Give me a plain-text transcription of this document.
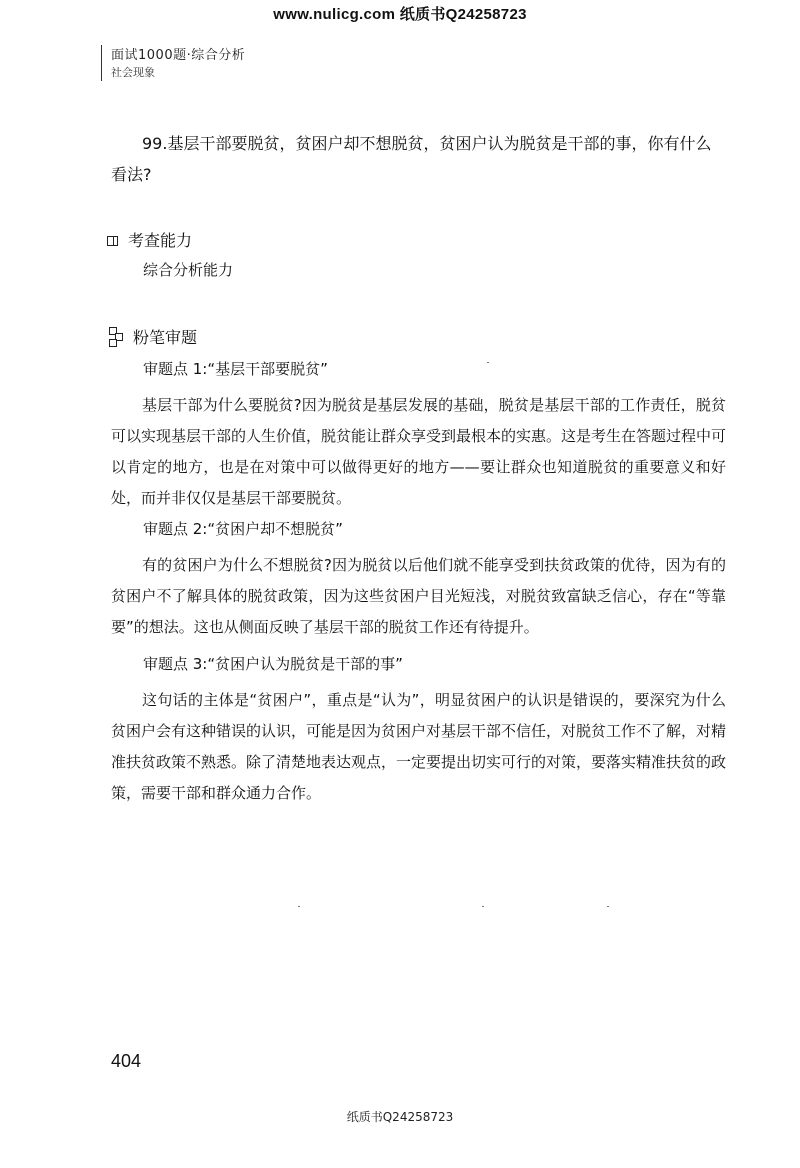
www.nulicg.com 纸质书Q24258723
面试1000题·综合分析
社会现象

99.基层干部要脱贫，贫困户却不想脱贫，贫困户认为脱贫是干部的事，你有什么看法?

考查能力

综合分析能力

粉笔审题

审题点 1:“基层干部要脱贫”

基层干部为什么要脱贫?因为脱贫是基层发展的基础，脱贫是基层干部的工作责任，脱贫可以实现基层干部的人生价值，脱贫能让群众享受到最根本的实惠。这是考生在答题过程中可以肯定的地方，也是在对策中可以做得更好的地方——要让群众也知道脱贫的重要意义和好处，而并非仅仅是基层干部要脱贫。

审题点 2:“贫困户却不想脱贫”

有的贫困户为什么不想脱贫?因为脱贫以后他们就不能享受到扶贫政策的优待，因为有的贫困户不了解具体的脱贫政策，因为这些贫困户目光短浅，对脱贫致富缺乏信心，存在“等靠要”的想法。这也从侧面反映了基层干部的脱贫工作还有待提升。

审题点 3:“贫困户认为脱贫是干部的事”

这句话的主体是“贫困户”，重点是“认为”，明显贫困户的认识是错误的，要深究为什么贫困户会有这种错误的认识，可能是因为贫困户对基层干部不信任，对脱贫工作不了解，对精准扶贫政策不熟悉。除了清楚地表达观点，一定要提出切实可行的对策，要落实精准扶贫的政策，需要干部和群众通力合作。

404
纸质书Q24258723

※

### Work instructions
Identify every line where the string "贫困户认为脱贫是干部的事" appears.

### Right answer
99.基层干部要脱贫，贫困户却不想脱贫，贫困户认为脱贫是干部的事，你有什么看法?
审题点 3:“贫困户认为脱贫是干部的事”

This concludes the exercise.